> What to do: Look for the string "kind" in the lines and copy each line that has it.

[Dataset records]
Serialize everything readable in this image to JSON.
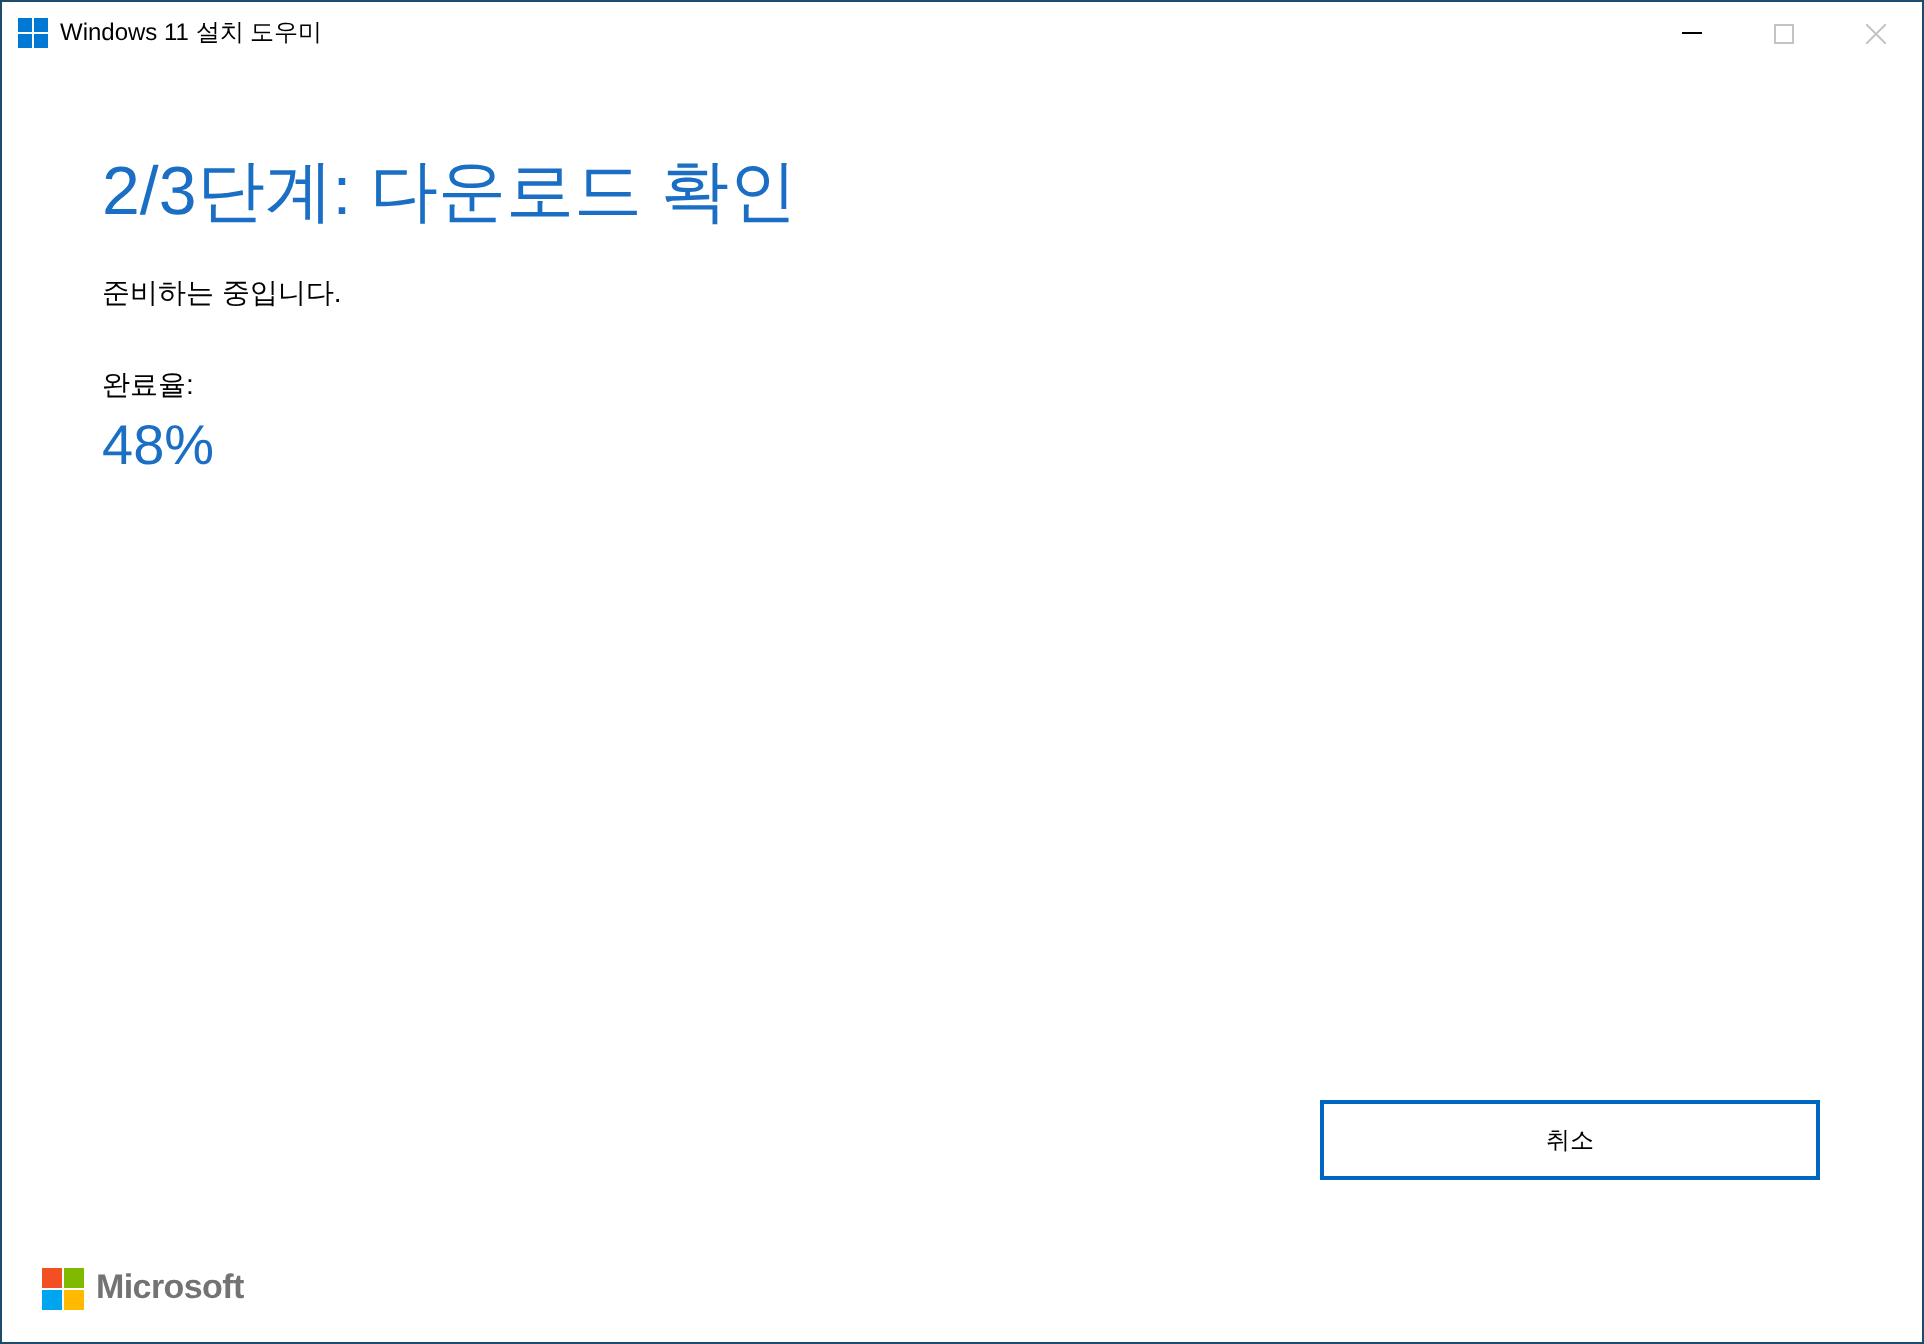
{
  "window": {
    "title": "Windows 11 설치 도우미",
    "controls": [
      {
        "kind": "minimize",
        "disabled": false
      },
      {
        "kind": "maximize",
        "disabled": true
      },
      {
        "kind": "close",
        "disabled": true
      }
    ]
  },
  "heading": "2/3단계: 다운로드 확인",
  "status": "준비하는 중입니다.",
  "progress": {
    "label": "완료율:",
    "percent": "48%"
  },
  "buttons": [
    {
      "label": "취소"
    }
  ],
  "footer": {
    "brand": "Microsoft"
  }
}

> Solution below:
        "kind": "minimize",
        "kind": "maximize",
        "kind": "close",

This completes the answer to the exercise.